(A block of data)
● ● ● ● ● ● ●

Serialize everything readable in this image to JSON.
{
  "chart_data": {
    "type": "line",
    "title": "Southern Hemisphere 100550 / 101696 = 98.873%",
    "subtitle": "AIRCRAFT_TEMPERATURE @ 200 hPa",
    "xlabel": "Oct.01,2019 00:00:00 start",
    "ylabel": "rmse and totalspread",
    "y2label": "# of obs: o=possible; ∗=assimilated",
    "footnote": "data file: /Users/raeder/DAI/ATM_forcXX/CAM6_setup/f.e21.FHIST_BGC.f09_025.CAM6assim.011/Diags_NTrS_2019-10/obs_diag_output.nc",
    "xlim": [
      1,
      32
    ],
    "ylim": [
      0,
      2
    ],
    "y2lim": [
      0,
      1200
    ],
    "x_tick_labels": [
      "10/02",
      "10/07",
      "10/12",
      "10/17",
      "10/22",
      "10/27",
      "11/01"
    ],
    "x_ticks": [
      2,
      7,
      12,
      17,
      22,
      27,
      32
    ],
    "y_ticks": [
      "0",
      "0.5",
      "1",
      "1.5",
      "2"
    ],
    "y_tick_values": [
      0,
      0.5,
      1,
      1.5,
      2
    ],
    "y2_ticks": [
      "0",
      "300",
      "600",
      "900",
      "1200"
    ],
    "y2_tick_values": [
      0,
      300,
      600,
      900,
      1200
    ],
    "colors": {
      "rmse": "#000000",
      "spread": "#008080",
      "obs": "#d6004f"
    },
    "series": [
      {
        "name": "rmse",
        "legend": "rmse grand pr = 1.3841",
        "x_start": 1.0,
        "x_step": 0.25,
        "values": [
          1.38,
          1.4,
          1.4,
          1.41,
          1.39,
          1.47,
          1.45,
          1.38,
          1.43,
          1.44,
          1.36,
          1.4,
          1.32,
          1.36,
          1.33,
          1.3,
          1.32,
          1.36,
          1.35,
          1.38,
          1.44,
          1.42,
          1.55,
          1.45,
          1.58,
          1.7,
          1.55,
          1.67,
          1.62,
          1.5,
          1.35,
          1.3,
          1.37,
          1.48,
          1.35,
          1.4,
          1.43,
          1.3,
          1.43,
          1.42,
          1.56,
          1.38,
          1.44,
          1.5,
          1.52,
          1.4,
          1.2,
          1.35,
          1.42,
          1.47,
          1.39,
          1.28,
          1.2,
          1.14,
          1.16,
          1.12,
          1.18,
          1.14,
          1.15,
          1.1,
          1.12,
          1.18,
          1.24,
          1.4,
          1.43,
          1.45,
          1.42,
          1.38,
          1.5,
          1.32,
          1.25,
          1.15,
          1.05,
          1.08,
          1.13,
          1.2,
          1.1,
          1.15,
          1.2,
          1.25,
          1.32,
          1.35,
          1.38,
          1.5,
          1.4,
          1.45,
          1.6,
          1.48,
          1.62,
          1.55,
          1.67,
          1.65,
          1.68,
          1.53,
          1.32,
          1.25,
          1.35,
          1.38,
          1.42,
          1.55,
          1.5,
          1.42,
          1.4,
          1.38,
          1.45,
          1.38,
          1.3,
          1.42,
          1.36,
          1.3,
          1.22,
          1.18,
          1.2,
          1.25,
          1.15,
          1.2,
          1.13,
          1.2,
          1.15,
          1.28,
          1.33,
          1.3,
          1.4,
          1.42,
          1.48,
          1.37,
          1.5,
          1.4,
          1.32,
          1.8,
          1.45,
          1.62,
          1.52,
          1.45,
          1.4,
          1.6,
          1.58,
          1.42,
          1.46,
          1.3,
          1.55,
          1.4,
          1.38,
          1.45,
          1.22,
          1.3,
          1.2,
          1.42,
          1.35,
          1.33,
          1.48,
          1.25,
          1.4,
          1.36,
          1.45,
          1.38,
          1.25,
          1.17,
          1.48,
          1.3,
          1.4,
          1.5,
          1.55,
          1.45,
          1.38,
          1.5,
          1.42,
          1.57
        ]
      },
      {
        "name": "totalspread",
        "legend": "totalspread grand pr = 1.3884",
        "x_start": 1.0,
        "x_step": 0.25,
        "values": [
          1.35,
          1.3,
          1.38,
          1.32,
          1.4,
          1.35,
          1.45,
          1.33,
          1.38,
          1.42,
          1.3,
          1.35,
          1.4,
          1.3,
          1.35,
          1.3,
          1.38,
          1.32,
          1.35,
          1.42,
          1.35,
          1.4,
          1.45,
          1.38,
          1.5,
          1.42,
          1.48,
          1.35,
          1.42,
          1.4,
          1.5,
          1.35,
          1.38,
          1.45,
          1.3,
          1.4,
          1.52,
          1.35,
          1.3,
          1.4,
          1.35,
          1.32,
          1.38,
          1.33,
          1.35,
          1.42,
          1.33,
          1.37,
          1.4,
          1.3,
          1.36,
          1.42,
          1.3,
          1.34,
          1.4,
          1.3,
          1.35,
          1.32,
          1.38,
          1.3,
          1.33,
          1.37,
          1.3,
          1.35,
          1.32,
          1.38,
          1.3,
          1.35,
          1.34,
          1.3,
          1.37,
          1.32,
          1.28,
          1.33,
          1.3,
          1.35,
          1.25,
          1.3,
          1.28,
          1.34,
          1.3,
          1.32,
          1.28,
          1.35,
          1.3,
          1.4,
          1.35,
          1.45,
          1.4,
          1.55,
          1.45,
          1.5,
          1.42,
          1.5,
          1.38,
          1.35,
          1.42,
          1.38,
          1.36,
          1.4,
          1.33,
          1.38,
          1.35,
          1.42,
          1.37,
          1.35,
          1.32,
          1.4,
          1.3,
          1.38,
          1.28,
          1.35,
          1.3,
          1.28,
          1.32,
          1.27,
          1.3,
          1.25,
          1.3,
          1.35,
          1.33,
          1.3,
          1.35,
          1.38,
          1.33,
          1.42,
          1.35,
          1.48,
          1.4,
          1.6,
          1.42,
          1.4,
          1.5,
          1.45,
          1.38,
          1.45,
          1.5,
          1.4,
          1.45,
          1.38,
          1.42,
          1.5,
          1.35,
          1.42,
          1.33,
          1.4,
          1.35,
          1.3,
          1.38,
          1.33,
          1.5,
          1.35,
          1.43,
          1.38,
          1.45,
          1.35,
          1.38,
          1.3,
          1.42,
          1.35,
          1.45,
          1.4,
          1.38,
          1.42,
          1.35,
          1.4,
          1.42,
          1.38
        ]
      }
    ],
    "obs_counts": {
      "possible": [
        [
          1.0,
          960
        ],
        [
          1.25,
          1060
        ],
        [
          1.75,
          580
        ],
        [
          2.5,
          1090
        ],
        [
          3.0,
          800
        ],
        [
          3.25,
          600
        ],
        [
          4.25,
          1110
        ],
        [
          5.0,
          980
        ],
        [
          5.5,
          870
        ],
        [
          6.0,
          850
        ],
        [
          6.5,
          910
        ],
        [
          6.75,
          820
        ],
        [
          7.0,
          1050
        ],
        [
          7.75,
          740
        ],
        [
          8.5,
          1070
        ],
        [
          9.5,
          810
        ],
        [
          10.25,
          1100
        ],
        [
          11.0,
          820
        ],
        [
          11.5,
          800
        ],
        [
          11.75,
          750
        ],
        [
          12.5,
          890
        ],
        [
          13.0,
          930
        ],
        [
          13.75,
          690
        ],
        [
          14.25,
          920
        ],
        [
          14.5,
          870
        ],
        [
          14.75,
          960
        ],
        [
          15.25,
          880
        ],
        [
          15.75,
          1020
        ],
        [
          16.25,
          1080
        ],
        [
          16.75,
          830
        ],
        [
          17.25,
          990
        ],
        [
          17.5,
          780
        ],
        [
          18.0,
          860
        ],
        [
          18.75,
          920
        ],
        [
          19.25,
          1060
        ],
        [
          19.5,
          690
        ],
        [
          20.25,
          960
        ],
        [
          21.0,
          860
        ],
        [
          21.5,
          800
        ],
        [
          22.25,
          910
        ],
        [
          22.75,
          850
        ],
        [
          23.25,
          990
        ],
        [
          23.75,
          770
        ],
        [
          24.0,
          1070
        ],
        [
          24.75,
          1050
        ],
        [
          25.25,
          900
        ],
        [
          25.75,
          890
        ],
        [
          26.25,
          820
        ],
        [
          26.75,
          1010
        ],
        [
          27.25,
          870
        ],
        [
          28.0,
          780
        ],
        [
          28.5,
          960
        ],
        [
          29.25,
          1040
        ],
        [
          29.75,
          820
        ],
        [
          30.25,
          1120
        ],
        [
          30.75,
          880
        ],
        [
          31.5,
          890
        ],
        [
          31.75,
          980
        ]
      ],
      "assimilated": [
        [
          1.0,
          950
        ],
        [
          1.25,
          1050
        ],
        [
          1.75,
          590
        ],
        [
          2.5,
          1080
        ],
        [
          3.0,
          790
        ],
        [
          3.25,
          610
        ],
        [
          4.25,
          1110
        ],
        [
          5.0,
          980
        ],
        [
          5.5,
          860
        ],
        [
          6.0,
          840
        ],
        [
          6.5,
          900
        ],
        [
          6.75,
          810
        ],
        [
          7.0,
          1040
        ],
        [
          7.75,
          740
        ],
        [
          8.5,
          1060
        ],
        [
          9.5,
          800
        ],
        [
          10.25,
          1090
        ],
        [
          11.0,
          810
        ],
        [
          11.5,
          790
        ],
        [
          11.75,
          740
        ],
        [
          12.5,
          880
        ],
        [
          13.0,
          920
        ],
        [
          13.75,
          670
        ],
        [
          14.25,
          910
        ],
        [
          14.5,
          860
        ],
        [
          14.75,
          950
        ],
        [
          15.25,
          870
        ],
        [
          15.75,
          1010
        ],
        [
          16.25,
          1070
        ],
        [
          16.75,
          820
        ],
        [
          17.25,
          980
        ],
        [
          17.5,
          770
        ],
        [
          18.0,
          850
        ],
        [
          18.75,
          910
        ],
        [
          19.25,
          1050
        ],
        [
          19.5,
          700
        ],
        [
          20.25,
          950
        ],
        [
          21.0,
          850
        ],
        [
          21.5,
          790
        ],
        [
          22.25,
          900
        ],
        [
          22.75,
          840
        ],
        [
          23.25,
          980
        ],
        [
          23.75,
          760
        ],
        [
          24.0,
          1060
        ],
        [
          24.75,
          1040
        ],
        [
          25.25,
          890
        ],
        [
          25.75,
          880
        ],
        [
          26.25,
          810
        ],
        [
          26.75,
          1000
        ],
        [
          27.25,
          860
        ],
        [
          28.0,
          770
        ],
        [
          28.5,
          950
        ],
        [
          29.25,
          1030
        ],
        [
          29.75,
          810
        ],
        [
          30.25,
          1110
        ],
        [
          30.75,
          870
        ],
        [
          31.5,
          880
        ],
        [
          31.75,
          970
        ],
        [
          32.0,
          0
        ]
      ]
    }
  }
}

● ● ● ● ● ● ●

From the records above, pick out and copy each line holding the word "rmse".

    "ylabel": "rmse and totalspread",
      "rmse": "#000000",
        "name": "rmse",
        "legend": "rmse grand pr = 1.3841",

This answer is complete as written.